Given entries:
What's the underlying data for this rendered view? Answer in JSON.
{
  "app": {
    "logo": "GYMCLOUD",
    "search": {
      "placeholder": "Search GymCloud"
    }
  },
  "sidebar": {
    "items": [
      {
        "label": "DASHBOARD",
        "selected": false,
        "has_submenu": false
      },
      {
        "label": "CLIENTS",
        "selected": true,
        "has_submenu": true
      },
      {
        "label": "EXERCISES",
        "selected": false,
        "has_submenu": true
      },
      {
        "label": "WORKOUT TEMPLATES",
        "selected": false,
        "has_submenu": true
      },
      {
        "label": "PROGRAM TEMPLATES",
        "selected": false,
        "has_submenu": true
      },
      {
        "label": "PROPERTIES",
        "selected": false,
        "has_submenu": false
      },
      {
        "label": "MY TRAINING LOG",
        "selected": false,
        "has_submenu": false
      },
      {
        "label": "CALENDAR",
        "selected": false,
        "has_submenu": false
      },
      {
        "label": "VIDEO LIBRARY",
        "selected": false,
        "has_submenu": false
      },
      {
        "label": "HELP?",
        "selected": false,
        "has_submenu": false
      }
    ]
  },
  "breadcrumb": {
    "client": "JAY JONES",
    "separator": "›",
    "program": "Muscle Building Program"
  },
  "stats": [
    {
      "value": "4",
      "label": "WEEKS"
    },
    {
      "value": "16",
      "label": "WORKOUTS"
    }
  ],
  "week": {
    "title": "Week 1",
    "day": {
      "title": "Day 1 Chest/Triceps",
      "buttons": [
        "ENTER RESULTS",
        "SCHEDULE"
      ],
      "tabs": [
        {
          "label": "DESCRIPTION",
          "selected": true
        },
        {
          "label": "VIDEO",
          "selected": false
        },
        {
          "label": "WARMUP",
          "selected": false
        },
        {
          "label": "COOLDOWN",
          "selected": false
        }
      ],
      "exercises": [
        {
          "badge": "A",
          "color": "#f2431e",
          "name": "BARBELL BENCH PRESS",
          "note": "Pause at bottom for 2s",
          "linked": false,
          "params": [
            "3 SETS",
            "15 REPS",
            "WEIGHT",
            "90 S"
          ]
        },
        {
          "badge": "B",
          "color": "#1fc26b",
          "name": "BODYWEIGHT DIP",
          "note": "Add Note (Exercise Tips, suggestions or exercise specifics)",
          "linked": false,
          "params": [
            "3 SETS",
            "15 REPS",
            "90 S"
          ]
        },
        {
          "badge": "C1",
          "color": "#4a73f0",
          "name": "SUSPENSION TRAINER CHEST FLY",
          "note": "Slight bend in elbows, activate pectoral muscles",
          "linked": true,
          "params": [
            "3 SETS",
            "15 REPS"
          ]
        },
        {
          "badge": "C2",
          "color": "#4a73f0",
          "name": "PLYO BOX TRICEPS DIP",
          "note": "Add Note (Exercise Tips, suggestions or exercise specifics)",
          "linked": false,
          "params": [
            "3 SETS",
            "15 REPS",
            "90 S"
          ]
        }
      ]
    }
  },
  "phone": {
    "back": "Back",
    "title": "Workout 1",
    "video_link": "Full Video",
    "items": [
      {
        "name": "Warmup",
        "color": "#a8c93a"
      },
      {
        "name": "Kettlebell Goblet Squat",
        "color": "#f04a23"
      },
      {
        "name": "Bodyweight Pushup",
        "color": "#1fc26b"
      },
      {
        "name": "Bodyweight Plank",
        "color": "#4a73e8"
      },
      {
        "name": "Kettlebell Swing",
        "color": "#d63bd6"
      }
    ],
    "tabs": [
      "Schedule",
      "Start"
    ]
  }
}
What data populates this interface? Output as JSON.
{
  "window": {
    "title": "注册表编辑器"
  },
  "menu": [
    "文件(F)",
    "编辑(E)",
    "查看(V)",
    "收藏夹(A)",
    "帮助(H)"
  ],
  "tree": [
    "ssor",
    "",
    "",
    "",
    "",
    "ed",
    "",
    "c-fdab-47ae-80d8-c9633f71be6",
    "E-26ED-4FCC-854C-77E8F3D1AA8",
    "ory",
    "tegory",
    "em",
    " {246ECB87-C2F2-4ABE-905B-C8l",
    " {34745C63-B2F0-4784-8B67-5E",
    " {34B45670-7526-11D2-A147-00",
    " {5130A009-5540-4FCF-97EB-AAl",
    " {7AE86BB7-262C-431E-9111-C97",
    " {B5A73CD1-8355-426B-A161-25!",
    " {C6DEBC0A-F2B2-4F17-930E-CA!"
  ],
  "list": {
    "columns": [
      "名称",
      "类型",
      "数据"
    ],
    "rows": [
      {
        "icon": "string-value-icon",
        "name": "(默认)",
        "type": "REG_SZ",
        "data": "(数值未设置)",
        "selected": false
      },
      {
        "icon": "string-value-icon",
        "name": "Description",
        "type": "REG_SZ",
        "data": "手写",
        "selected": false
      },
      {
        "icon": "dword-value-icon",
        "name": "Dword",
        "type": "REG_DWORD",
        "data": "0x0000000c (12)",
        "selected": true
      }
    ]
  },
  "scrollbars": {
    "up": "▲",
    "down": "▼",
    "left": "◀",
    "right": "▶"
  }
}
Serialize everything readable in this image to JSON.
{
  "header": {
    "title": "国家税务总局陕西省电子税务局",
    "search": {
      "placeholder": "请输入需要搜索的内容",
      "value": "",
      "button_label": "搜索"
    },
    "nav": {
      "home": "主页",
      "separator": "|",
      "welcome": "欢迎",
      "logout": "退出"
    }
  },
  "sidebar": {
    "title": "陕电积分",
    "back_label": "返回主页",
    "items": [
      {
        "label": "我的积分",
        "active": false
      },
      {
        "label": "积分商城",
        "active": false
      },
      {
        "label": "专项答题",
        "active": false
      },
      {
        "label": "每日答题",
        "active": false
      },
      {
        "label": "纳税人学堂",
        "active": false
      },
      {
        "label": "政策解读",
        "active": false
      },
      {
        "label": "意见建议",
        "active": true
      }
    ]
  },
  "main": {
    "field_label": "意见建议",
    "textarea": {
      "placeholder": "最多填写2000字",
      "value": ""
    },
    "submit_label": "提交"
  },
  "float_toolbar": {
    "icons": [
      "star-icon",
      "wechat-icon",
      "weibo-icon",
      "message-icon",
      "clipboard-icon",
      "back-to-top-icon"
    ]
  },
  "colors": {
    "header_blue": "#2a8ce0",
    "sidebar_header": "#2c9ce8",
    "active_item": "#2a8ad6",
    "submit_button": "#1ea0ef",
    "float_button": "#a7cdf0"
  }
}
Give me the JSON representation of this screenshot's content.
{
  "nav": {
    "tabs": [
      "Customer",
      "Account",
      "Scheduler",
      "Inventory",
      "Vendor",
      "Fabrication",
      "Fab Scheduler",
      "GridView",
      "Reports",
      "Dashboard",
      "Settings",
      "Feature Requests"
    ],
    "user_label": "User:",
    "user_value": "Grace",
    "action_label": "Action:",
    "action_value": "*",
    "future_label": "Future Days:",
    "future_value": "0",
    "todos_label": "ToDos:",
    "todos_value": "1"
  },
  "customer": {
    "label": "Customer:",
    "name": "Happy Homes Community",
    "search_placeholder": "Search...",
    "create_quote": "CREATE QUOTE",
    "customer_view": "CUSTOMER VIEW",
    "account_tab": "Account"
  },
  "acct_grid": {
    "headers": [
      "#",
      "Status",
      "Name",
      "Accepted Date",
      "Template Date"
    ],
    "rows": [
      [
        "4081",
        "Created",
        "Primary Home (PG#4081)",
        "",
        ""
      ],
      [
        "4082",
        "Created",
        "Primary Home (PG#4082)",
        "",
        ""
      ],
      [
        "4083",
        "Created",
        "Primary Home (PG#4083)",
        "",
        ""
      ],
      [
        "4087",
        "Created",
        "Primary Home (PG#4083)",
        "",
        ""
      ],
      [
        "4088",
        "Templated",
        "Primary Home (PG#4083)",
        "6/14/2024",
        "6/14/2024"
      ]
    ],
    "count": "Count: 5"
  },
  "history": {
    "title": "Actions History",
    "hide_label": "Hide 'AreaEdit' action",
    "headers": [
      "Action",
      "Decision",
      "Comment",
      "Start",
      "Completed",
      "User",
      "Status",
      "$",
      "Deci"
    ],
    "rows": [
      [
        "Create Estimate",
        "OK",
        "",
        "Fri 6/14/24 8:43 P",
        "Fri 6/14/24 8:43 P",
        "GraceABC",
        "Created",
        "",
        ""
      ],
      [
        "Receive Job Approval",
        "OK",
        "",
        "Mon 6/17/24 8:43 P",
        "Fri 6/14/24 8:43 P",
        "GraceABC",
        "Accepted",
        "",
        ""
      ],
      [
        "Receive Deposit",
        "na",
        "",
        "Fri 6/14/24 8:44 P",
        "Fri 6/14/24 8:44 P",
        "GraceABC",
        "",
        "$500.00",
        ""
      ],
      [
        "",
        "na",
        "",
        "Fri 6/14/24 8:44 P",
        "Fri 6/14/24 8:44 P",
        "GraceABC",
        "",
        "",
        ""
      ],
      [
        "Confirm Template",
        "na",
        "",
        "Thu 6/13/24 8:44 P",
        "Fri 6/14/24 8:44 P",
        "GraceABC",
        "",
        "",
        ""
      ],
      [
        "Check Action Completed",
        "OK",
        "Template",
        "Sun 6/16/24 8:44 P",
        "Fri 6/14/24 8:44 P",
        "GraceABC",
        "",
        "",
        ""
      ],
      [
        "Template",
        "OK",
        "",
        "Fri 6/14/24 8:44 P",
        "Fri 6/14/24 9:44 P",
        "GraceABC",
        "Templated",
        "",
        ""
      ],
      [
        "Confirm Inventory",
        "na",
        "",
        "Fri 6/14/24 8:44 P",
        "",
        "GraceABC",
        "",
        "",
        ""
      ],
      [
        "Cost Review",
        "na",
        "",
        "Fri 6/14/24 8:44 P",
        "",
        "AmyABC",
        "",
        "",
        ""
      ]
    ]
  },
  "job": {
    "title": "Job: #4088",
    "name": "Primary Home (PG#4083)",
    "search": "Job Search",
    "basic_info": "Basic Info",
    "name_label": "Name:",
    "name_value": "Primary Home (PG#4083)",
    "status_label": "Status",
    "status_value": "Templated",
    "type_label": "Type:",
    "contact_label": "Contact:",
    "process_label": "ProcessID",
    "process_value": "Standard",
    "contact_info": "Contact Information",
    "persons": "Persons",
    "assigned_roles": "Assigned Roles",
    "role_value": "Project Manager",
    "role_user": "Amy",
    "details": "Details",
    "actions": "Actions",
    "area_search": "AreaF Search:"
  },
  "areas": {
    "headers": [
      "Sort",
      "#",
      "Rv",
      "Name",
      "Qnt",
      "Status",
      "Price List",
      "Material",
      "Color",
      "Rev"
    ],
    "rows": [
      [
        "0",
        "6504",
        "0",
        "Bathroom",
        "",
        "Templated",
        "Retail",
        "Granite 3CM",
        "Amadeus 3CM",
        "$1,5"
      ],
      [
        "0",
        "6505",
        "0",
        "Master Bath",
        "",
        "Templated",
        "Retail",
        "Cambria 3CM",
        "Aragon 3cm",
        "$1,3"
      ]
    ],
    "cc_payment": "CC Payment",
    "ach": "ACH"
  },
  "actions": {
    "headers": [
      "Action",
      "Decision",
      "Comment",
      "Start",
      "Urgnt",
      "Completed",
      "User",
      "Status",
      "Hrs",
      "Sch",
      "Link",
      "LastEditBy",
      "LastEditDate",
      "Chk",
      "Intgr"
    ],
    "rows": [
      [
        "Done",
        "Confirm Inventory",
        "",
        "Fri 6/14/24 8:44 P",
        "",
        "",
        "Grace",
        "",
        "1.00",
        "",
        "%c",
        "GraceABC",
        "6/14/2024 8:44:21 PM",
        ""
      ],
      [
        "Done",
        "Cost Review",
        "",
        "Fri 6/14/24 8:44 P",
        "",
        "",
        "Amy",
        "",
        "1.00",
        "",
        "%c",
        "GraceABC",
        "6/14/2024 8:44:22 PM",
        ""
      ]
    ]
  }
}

The task: Find each line with the string "What" and copy it out.

Output:
What's the underlying data for this rendered view? Answer in JSON.
What data populates this interface? Output as JSON.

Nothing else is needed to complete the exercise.